Exercices:
#1 Résumez en deux phrases le texte sur la pipe.
#2 Reproduisez sans rien changer le passage du texte sur la pipe qui commence à « Pour tout dire, en » et se termine à « d’appréhender la pipe. ».
#3 Répondez aux questions suivantes d'après le texte sur la pipe.
(a) Dans les gourdes, vers où le jus dégouline-t-il ?
(b) Dans quel état ressort le sopalin qui sert à essuyer la cavité ?
(c) Où se trouve collé tout le résidu retrouvé ?

Texte fourni:
Pour tout dire, en dépit de ma nature sceptique, je suis très agréablement surpris par les résultats probants de cette nouvelle façon d’appréhender la pipe.

Alors, quel est le secret de cette fumée si goûteuse ? J’imagine que comme pour une vraie calabash, il réside dans les résidus humides et peu appétissants déposés par la fumée condensée sur les parois de la tige. Dans les gourdes, il arrive même que ce jus dégouline en minuscules ruisseaux vers le fond. Surprise ! A chaque fois que je démonte le tuyau de la Getz et que je regarde à l’intérieur de la tige, il n’y a rien à voir. C’est à peine si mon doigt glissé dans la tige sent une certaine moiteur. D’ailleurs le sopalin dont je me sers pour essuyer la cavité, ressort blanc comme neige. Alors, de deux choses l’une : ou bien le bambou a des capacités d’absorption assez spectaculaires, ou bien, en fin de compte, cette pipe ne produit pas tant de condensation que ça. Tout ce que je retrouve comme résidu se trouve collé sur la paroi concave du tuyau qui fait office de floc. Et ce résidu, ce n’est pas grand-chose. Pour vous donner une idée, c’est nettement moins que ce que je détecte dans le floc et la mortaise d’une pipe à chambre 9mm fumée sans filtre. J’avoue que ce constat m’éblouit et me fascine à la fois.

Éléments enregistrés:
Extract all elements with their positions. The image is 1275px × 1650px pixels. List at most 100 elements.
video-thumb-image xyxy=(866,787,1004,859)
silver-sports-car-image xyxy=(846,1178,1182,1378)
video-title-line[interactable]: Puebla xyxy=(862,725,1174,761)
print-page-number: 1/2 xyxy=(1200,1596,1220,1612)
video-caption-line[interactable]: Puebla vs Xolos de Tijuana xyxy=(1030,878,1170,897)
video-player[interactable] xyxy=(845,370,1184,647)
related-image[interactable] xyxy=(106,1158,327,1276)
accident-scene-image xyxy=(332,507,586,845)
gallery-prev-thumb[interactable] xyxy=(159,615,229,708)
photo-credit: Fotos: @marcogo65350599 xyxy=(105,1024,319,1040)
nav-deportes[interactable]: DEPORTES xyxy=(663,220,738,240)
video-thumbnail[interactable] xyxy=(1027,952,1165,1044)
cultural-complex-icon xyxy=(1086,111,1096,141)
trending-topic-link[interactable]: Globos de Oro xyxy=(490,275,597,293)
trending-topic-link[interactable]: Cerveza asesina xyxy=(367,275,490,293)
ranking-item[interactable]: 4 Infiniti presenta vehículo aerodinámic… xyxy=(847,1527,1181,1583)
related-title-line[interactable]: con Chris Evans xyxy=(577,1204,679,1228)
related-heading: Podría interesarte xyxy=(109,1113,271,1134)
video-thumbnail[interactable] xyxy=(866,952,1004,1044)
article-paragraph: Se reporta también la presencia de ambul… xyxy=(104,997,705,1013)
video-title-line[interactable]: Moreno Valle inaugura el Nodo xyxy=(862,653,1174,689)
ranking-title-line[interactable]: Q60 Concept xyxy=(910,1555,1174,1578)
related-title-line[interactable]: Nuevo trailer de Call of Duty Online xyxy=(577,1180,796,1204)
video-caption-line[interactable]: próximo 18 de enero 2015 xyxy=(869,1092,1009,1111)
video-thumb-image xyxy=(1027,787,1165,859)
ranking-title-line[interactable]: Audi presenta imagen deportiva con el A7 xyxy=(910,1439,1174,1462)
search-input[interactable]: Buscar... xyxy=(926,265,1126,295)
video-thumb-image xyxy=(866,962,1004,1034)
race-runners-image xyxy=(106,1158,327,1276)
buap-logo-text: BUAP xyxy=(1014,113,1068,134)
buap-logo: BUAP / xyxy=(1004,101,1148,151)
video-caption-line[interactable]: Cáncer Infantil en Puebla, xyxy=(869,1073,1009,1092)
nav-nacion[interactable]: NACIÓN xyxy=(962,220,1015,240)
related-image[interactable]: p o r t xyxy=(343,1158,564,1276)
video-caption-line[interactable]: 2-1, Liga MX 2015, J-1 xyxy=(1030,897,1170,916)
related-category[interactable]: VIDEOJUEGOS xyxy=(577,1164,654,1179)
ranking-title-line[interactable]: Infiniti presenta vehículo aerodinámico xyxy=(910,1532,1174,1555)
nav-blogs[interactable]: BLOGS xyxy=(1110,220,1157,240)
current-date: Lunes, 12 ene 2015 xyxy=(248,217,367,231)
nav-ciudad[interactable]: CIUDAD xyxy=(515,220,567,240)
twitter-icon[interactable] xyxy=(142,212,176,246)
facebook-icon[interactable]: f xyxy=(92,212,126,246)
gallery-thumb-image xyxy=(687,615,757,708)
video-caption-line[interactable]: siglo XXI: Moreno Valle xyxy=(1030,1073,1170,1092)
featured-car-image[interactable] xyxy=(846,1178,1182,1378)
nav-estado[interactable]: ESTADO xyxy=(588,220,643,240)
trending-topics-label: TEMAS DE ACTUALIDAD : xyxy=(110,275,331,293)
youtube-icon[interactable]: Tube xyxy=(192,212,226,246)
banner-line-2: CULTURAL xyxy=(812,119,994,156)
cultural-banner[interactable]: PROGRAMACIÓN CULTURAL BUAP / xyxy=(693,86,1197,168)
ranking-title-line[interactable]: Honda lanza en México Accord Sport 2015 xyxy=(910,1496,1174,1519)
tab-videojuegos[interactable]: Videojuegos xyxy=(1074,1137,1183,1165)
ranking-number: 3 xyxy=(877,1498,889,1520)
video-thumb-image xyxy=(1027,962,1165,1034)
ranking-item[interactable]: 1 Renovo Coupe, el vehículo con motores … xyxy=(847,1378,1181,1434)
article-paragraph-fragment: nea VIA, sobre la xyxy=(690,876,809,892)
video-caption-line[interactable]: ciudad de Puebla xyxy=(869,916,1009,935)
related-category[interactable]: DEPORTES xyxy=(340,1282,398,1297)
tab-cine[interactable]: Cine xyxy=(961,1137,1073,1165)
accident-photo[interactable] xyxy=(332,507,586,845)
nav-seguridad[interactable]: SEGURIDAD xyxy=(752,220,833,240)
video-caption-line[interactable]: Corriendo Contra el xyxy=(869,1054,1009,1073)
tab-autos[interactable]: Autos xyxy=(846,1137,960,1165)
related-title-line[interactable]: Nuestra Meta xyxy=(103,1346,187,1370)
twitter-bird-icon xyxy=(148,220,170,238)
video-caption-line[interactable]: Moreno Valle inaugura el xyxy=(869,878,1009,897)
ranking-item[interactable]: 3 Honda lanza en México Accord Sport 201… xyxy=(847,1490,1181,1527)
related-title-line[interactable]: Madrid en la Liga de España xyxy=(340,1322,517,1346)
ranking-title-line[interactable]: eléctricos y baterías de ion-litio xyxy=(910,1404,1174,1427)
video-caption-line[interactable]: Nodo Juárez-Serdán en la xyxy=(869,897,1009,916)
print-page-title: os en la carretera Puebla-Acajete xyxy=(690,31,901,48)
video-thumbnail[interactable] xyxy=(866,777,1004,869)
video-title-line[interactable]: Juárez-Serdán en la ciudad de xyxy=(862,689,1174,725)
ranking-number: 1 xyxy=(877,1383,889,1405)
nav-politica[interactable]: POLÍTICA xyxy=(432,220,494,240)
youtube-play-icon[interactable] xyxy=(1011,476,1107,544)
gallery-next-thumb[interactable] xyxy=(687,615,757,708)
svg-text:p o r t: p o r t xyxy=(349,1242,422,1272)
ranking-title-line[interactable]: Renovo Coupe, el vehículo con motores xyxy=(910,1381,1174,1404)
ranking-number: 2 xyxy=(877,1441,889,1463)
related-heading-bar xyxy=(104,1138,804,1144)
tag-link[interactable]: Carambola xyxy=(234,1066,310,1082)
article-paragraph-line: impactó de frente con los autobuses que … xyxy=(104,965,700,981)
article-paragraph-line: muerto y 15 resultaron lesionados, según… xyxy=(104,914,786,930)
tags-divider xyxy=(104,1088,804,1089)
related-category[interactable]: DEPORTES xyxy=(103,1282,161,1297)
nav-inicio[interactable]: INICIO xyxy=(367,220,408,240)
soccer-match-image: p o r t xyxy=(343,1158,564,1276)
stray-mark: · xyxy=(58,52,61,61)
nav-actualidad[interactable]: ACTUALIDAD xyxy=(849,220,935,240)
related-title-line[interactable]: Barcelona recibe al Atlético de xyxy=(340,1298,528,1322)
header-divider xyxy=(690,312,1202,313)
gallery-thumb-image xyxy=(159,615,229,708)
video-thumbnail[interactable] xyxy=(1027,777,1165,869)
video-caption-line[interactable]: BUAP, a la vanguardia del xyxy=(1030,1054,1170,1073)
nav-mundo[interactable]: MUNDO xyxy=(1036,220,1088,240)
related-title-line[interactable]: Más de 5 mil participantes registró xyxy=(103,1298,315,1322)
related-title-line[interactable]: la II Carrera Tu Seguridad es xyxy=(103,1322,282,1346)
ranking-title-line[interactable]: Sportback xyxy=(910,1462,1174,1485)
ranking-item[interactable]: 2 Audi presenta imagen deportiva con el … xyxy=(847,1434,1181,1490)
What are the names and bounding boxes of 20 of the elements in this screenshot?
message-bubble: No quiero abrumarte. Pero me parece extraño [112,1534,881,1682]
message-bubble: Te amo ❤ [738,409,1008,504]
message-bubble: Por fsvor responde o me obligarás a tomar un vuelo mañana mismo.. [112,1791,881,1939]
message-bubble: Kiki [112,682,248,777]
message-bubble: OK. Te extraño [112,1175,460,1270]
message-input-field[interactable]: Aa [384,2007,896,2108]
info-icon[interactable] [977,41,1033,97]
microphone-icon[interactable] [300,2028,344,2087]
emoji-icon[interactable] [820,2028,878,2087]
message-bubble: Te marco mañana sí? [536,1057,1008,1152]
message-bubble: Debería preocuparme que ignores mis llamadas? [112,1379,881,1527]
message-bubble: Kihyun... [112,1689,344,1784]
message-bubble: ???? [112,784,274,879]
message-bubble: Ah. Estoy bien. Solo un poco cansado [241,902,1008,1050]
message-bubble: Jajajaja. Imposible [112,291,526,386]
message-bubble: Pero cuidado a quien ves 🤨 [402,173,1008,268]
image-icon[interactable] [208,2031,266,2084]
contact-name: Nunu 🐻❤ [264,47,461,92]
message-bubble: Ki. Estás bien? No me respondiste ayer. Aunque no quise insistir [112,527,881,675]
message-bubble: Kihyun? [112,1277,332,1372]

Corrigé:
#1 Malgré une nature sceptique, la personne qui écrit se dit très agréablement surprise par cette nouvelle façon d'appréhender la pipe et se demande d'où vient sa fumée si goûteuse, qu'elle attribuait aux résidus de condensation déposés dans la tige. Or la tige de la Getz reste presque sèche, et le peu de résidu, collé sur la paroi concave du tuyau qui fait office de floc, est nettement moins abondant que dans une pipe à chambre 9mm fumée sans filtre.

#2
Pour tout dire, en dépit de ma nature sceptique, je suis très agréablement surpris par les résultats probants de cette nouvelle façon d’appréhender la pipe.

#3
(a) Vers le fond.
(b) Blanc comme neige.
(c) Sur la paroi concave du tuyau qui fait office de floc.